INSTRUCTIONS TO FOLLOW –
Scan the listing below. Report each line that includes "aláhúzandó".

Collection entries –

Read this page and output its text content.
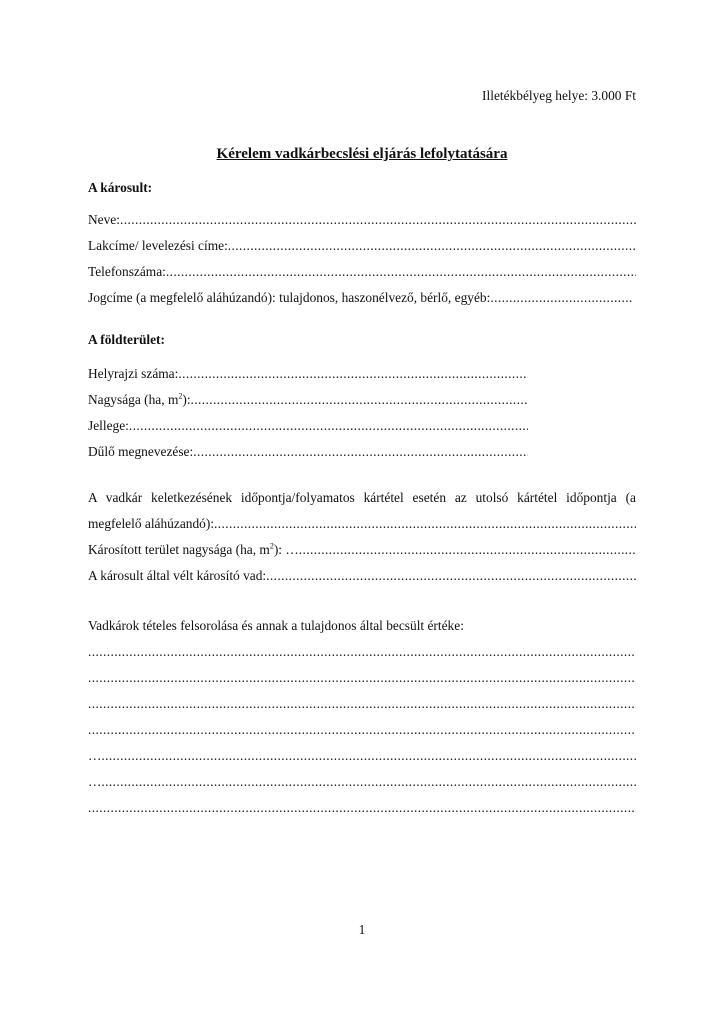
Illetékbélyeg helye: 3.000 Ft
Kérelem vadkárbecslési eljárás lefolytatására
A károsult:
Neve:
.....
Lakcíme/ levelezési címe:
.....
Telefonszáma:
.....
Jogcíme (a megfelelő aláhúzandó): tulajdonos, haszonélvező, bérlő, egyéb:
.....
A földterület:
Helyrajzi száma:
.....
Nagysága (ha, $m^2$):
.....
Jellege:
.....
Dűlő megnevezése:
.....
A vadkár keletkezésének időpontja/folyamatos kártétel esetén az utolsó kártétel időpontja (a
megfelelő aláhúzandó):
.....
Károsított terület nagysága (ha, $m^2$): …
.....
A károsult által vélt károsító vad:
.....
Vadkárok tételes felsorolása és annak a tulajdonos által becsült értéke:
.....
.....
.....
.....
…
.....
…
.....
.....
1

CORRECT OUTPUT –
Jogcíme (a megfelelő aláhúzandó): tulajdonos, haszonélvező, bérlő, egyéb:
megfelelő aláhúzandó):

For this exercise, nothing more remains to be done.